▶ **TASK**:
Collect all lines containing the word "України" from the data.

▶ **ENTRIES PROVIDED**:

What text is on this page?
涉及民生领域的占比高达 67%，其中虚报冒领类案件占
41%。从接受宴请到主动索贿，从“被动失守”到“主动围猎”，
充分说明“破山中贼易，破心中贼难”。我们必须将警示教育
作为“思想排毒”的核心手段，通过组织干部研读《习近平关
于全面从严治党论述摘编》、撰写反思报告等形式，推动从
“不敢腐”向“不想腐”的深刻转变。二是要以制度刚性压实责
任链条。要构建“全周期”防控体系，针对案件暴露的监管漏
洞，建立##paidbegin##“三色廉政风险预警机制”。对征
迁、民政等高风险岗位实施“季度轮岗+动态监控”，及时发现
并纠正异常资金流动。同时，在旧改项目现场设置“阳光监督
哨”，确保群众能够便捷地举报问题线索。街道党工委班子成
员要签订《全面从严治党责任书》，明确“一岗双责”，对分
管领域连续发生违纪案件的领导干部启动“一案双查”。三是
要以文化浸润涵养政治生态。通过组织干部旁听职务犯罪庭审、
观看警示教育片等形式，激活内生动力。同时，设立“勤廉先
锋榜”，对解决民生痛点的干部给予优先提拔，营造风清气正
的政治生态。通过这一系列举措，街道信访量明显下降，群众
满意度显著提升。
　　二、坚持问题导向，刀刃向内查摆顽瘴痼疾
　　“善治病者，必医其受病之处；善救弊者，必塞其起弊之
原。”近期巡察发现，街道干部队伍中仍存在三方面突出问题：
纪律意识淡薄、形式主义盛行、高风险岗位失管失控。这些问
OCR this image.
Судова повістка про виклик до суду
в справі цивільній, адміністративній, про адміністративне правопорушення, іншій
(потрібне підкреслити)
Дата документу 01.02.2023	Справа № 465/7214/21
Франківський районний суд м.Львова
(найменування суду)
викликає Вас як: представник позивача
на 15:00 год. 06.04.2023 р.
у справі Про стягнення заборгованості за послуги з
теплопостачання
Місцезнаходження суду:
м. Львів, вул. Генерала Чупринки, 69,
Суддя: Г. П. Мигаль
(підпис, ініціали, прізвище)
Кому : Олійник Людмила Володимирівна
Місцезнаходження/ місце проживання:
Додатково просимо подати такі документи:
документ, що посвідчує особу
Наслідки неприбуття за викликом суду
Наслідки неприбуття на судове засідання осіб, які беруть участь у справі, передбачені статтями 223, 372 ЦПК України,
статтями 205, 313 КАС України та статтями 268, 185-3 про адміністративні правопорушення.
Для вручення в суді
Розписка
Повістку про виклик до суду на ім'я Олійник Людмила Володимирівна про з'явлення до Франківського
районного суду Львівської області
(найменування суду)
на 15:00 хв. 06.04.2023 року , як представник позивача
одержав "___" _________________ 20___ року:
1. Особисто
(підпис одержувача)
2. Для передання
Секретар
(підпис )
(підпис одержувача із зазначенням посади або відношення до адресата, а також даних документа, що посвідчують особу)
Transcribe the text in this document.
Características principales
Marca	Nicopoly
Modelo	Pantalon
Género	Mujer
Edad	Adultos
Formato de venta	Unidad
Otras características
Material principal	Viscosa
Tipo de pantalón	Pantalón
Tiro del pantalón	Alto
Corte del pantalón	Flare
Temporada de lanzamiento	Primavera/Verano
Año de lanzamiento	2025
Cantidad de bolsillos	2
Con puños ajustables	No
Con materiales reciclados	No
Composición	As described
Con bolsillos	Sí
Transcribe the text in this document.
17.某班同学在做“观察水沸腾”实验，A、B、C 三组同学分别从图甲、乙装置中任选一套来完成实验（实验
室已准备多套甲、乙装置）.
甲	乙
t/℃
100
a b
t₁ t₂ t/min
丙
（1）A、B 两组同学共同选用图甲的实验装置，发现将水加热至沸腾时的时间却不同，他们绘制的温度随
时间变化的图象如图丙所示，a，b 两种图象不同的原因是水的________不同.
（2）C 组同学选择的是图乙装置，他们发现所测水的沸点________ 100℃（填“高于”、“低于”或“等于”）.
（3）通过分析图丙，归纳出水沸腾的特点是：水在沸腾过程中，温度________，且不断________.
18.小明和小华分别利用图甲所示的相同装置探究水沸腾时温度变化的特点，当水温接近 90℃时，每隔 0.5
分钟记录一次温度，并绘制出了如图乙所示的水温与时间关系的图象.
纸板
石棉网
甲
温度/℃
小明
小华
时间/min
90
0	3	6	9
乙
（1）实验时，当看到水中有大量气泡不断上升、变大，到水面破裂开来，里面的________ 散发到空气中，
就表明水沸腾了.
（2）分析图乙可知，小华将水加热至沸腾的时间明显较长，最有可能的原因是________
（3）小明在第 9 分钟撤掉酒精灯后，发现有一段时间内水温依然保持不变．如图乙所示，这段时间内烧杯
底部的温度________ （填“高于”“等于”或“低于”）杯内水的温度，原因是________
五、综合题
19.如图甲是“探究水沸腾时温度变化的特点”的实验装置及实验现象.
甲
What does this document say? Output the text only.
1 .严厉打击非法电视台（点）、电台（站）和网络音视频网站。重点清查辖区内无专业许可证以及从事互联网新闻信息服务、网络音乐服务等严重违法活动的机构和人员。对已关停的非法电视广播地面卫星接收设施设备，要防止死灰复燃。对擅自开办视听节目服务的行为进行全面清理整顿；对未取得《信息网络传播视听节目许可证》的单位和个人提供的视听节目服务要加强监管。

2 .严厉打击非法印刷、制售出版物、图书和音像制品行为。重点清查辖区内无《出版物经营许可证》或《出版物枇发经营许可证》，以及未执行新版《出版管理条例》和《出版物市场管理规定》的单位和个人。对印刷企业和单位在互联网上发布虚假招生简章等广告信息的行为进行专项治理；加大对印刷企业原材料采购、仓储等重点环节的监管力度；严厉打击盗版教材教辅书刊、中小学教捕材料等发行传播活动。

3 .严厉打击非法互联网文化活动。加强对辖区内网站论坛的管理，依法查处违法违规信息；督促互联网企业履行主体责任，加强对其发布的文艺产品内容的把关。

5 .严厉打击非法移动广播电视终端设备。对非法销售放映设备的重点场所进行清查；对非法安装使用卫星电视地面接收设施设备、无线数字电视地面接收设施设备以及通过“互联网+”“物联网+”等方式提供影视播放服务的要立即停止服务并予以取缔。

▶ **TASK OUTPUT**:
Наслідки неприбуття на судове засідання осіб, які беруть участь у справі, передбачені статтями 223, 372 ЦПК України,
статтями 205, 313 КАС України та статтями 268, 185-3 про адміністративні правопорушення.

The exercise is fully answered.